* begin Task inputs *
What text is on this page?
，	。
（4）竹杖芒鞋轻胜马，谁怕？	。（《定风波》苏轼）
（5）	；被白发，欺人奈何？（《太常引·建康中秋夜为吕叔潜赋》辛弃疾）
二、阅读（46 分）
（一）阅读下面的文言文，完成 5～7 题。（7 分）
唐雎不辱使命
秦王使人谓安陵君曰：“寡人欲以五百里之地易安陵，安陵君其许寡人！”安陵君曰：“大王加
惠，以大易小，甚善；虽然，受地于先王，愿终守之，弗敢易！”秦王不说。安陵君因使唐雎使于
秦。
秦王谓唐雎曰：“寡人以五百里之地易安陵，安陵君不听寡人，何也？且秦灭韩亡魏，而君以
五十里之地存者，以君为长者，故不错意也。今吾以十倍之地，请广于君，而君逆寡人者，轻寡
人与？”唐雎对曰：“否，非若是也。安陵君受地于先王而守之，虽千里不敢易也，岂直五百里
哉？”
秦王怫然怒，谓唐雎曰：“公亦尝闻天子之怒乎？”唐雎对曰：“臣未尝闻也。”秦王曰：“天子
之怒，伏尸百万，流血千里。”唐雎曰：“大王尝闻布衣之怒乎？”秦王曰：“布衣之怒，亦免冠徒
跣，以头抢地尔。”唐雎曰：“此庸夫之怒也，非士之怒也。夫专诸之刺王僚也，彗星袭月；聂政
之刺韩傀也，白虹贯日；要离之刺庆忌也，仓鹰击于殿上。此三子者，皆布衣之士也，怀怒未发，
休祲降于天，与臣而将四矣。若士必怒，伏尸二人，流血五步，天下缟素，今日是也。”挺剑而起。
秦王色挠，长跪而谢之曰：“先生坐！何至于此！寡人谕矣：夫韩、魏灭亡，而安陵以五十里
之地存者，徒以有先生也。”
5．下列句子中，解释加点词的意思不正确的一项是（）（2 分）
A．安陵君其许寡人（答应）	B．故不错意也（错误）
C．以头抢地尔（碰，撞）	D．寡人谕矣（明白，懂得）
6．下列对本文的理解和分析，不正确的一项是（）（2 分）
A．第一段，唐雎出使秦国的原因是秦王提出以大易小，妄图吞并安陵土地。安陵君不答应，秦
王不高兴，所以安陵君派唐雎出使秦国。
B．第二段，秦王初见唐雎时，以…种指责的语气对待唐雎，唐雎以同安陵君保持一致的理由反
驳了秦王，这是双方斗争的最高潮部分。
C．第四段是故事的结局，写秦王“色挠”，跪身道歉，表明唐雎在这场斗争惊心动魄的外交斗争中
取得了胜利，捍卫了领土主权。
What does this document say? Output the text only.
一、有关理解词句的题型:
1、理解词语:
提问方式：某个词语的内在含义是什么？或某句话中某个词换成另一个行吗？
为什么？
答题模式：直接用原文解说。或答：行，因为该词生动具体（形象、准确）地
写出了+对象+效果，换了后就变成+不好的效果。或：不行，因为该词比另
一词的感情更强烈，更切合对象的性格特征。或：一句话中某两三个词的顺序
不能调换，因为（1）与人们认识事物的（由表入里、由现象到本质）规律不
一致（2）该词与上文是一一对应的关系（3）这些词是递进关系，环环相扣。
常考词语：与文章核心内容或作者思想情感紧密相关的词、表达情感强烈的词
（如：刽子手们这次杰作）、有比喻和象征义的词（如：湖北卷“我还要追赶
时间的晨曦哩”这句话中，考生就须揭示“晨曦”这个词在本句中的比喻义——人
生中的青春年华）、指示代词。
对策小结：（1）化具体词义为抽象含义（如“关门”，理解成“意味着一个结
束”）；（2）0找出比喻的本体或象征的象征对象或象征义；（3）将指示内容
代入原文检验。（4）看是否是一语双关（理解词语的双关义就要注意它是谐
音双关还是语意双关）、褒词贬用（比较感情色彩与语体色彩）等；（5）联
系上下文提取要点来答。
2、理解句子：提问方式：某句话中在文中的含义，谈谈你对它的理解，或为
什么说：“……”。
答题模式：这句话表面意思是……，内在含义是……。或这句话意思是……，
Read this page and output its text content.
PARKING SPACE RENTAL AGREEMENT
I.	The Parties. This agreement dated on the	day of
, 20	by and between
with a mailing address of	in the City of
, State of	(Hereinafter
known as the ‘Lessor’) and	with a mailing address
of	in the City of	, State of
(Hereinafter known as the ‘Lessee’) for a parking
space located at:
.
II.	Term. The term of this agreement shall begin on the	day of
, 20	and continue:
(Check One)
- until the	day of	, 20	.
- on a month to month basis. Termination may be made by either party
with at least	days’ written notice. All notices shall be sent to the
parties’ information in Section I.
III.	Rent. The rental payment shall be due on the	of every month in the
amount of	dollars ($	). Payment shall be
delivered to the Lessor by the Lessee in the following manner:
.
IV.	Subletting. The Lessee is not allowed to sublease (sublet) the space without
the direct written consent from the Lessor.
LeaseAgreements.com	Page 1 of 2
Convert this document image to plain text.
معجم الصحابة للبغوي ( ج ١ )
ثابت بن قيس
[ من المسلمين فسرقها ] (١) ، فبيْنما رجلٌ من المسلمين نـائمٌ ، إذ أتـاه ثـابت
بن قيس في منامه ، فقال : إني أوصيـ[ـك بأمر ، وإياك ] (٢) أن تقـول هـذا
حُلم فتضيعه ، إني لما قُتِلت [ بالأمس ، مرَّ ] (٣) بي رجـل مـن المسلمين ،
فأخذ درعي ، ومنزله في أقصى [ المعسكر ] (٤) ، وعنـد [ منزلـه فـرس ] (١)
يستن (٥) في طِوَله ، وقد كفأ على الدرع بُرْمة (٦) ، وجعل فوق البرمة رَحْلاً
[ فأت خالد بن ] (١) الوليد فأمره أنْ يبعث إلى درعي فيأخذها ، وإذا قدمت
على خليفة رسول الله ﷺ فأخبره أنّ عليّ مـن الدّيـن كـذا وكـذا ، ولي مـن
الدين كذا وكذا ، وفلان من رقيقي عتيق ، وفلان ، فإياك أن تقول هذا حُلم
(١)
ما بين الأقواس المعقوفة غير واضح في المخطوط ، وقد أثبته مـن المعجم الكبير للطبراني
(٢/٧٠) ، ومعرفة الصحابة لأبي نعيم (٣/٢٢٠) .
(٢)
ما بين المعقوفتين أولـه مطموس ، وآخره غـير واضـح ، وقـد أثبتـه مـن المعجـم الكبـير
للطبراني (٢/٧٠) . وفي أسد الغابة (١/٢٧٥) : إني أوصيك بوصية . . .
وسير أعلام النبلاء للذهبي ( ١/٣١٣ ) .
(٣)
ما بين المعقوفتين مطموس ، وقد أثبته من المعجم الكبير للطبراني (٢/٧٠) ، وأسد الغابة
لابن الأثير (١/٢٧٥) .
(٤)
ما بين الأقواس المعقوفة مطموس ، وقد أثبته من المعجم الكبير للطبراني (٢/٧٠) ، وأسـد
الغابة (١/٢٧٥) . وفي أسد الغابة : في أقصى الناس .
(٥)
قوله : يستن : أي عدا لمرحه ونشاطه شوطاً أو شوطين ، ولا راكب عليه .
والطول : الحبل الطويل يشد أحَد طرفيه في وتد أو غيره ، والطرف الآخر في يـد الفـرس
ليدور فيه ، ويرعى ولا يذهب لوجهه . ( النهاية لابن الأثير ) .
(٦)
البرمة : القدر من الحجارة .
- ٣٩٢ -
* end Task inputs *
[Directions for this task]:
Give an exact copy of all the data shown above.

[Result of this exercise]:
What text is on this page?
，	。
（4）竹杖芒鞋轻胜马，谁怕？	。（《定风波》苏轼）
（5）	；被白发，欺人奈何？（《太常引·建康中秋夜为吕叔潜赋》辛弃疾）
二、阅读（46 分）
（一）阅读下面的文言文，完成 5～7 题。（7 分）
唐雎不辱使命
秦王使人谓安陵君曰：“寡人欲以五百里之地易安陵，安陵君其许寡人！”安陵君曰：“大王加
惠，以大易小，甚善；虽然，受地于先王，愿终守之，弗敢易！”秦王不说。安陵君因使唐雎使于
秦。
秦王谓唐雎曰：“寡人以五百里之地易安陵，安陵君不听寡人，何也？且秦灭韩亡魏，而君以
五十里之地存者，以君为长者，故不错意也。今吾以十倍之地，请广于君，而君逆寡人者，轻寡
人与？”唐雎对曰：“否，非若是也。安陵君受地于先王而守之，虽千里不敢易也，岂直五百里
哉？”
秦王怫然怒，谓唐雎曰：“公亦尝闻天子之怒乎？”唐雎对曰：“臣未尝闻也。”秦王曰：“天子
之怒，伏尸百万，流血千里。”唐雎曰：“大王尝闻布衣之怒乎？”秦王曰：“布衣之怒，亦免冠徒
跣，以头抢地尔。”唐雎曰：“此庸夫之怒也，非士之怒也。夫专诸之刺王僚也，彗星袭月；聂政
之刺韩傀也，白虹贯日；要离之刺庆忌也，仓鹰击于殿上。此三子者，皆布衣之士也，怀怒未发，
休祲降于天，与臣而将四矣。若士必怒，伏尸二人，流血五步，天下缟素，今日是也。”挺剑而起。
秦王色挠，长跪而谢之曰：“先生坐！何至于此！寡人谕矣：夫韩、魏灭亡，而安陵以五十里
之地存者，徒以有先生也。”
5．下列句子中，解释加点词的意思不正确的一项是（）（2 分）
A．安陵君其许寡人（答应）	B．故不错意也（错误）
C．以头抢地尔（碰，撞）	D．寡人谕矣（明白，懂得）
6．下列对本文的理解和分析，不正确的一项是（）（2 分）
A．第一段，唐雎出使秦国的原因是秦王提出以大易小，妄图吞并安陵土地。安陵君不答应，秦
王不高兴，所以安陵君派唐雎出使秦国。
B．第二段，秦王初见唐雎时，以…种指责的语气对待唐雎，唐雎以同安陵君保持一致的理由反
驳了秦王，这是双方斗争的最高潮部分。
C．第四段是故事的结局，写秦王“色挠”，跪身道歉，表明唐雎在这场斗争惊心动魄的外交斗争中
取得了胜利，捍卫了领土主权。
What does this document say? Output the text only.
一、有关理解词句的题型:
1、理解词语:
提问方式：某个词语的内在含义是什么？或某句话中某个词换成另一个行吗？
为什么？
答题模式：直接用原文解说。或答：行，因为该词生动具体（形象、准确）地
写出了+对象+效果，换了后就变成+不好的效果。或：不行，因为该词比另
一词的感情更强烈，更切合对象的性格特征。或：一句话中某两三个词的顺序
不能调换，因为（1）与人们认识事物的（由表入里、由现象到本质）规律不
一致（2）该词与上文是一一对应的关系（3）这些词是递进关系，环环相扣。
常考词语：与文章核心内容或作者思想情感紧密相关的词、表达情感强烈的词
（如：刽子手们这次杰作）、有比喻和象征义的词（如：湖北卷“我还要追赶
时间的晨曦哩”这句话中，考生就须揭示“晨曦”这个词在本句中的比喻义——人
生中的青春年华）、指示代词。
对策小结：（1）化具体词义为抽象含义（如“关门”，理解成“意味着一个结
束”）；（2）0找出比喻的本体或象征的象征对象或象征义；（3）将指示内容
代入原文检验。（4）看是否是一语双关（理解词语的双关义就要注意它是谐
音双关还是语意双关）、褒词贬用（比较感情色彩与语体色彩）等；（5）联
系上下文提取要点来答。
2、理解句子：提问方式：某句话中在文中的含义，谈谈你对它的理解，或为
什么说：“……”。
答题模式：这句话表面意思是……，内在含义是……。或这句话意思是……，
Read this page and output its text content.
PARKING SPACE RENTAL AGREEMENT
I.	The Parties. This agreement dated on the	day of
, 20	by and between
with a mailing address of	in the City of
, State of	(Hereinafter
known as the ‘Lessor’) and	with a mailing address
of	in the City of	, State of
(Hereinafter known as the ‘Lessee’) for a parking
space located at:
.
II.	Term. The term of this agreement shall begin on the	day of
, 20	and continue:
(Check One)
- until the	day of	, 20	.
- on a month to month basis. Termination may be made by either party
with at least	days’ written notice. All notices shall be sent to the
parties’ information in Section I.
III.	Rent. The rental payment shall be due on the	of every month in the
amount of	dollars ($	). Payment shall be
delivered to the Lessor by the Lessee in the following manner:
.
IV.	Subletting. The Lessee is not allowed to sublease (sublet) the space without
the direct written consent from the Lessor.
LeaseAgreements.com	Page 1 of 2
Convert this document image to plain text.
معجم الصحابة للبغوي ( ج ١ )
ثابت بن قيس
[ من المسلمين فسرقها ] (١) ، فبيْنما رجلٌ من المسلمين نـائمٌ ، إذ أتـاه ثـابت
بن قيس في منامه ، فقال : إني أوصيـ[ـك بأمر ، وإياك ] (٢) أن تقـول هـذا
حُلم فتضيعه ، إني لما قُتِلت [ بالأمس ، مرَّ ] (٣) بي رجـل مـن المسلمين ،
فأخذ درعي ، ومنزله في أقصى [ المعسكر ] (٤) ، وعنـد [ منزلـه فـرس ] (١)
يستن (٥) في طِوَله ، وقد كفأ على الدرع بُرْمة (٦) ، وجعل فوق البرمة رَحْلاً
[ فأت خالد بن ] (١) الوليد فأمره أنْ يبعث إلى درعي فيأخذها ، وإذا قدمت
على خليفة رسول الله ﷺ فأخبره أنّ عليّ مـن الدّيـن كـذا وكـذا ، ولي مـن
الدين كذا وكذا ، وفلان من رقيقي عتيق ، وفلان ، فإياك أن تقول هذا حُلم
(١)
ما بين الأقواس المعقوفة غير واضح في المخطوط ، وقد أثبته مـن المعجم الكبير للطبراني
(٢/٧٠) ، ومعرفة الصحابة لأبي نعيم (٣/٢٢٠) .
(٢)
ما بين المعقوفتين أولـه مطموس ، وآخره غـير واضـح ، وقـد أثبتـه مـن المعجـم الكبـير
للطبراني (٢/٧٠) . وفي أسد الغابة (١/٢٧٥) : إني أوصيك بوصية . . .
وسير أعلام النبلاء للذهبي ( ١/٣١٣ ) .
(٣)
ما بين المعقوفتين مطموس ، وقد أثبته من المعجم الكبير للطبراني (٢/٧٠) ، وأسد الغابة
لابن الأثير (١/٢٧٥) .
(٤)
ما بين الأقواس المعقوفة مطموس ، وقد أثبته من المعجم الكبير للطبراني (٢/٧٠) ، وأسـد
الغابة (١/٢٧٥) . وفي أسد الغابة : في أقصى الناس .
(٥)
قوله : يستن : أي عدا لمرحه ونشاطه شوطاً أو شوطين ، ولا راكب عليه .
والطول : الحبل الطويل يشد أحَد طرفيه في وتد أو غيره ، والطرف الآخر في يـد الفـرس
ليدور فيه ، ويرعى ولا يذهب لوجهه . ( النهاية لابن الأثير ) .
(٦)
البرمة : القدر من الحجارة .
- ٣٩٢ -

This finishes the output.